**INFORMATION GIVEN:**
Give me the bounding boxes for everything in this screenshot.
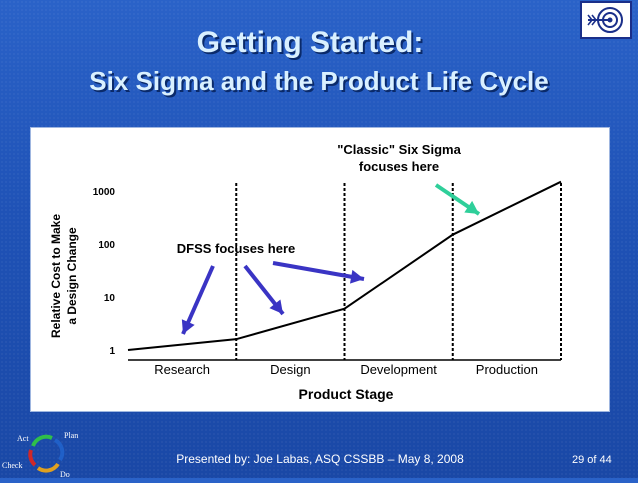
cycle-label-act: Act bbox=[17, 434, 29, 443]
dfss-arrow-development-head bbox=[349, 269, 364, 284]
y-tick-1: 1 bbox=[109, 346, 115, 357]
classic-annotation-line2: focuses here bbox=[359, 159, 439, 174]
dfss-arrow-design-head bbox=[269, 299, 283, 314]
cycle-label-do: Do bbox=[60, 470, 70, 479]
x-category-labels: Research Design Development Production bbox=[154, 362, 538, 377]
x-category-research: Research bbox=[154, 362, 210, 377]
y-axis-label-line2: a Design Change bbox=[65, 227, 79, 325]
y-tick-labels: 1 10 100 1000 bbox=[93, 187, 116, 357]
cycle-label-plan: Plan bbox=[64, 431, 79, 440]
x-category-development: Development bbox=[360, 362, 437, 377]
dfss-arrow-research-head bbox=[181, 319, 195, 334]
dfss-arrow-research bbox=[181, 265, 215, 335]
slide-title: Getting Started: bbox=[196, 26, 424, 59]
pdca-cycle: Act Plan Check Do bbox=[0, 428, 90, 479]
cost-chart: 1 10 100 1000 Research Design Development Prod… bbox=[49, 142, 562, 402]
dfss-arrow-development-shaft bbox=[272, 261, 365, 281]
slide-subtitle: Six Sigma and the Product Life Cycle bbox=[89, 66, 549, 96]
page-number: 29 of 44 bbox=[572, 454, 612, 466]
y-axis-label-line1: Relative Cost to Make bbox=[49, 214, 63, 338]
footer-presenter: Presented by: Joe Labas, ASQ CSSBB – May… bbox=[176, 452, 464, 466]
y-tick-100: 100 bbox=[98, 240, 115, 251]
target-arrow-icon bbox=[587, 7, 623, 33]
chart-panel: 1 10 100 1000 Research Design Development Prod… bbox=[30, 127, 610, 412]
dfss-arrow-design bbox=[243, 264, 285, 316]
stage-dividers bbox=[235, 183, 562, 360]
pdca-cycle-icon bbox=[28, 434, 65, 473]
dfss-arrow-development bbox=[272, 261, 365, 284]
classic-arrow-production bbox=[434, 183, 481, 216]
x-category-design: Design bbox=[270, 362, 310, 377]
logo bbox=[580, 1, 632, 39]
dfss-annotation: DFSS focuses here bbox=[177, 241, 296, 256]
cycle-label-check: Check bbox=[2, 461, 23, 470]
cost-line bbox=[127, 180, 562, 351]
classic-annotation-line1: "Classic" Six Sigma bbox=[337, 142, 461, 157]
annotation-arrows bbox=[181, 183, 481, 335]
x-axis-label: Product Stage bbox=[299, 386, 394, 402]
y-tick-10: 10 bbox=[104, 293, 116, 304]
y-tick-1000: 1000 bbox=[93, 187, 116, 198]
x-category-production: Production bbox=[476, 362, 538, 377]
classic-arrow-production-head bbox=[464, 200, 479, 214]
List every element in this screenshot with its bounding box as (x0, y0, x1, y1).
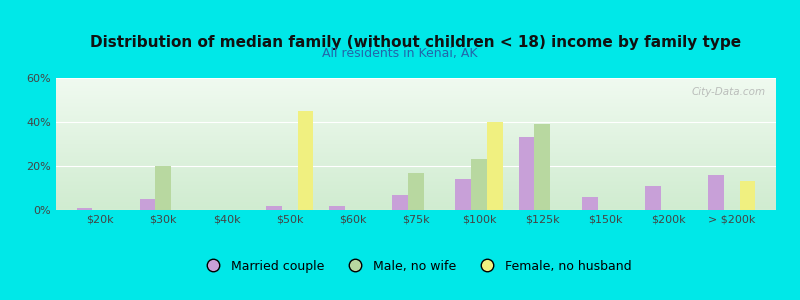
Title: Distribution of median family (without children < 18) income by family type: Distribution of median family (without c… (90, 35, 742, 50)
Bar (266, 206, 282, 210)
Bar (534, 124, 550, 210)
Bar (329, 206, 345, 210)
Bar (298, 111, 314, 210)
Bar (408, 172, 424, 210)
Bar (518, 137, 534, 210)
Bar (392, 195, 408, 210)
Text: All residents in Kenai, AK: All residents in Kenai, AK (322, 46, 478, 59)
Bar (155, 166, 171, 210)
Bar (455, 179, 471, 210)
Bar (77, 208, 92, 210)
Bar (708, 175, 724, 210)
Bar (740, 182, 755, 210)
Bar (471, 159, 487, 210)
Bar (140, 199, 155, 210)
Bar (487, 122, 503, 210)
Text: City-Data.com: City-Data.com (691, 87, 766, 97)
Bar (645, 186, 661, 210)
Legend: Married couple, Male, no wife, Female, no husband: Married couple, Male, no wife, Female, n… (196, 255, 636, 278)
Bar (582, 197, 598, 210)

**DO THIS:** Show each line in the entries above that contains the string "labels". Uppercase and lowercase letters count as different.

**RESPONSE FOR THIS EXERCISE:**
x-category-labels: Research Design Development Production bbox=[154, 362, 538, 377]
y-tick-labels: 1 10 100 1000 bbox=[93, 187, 116, 357]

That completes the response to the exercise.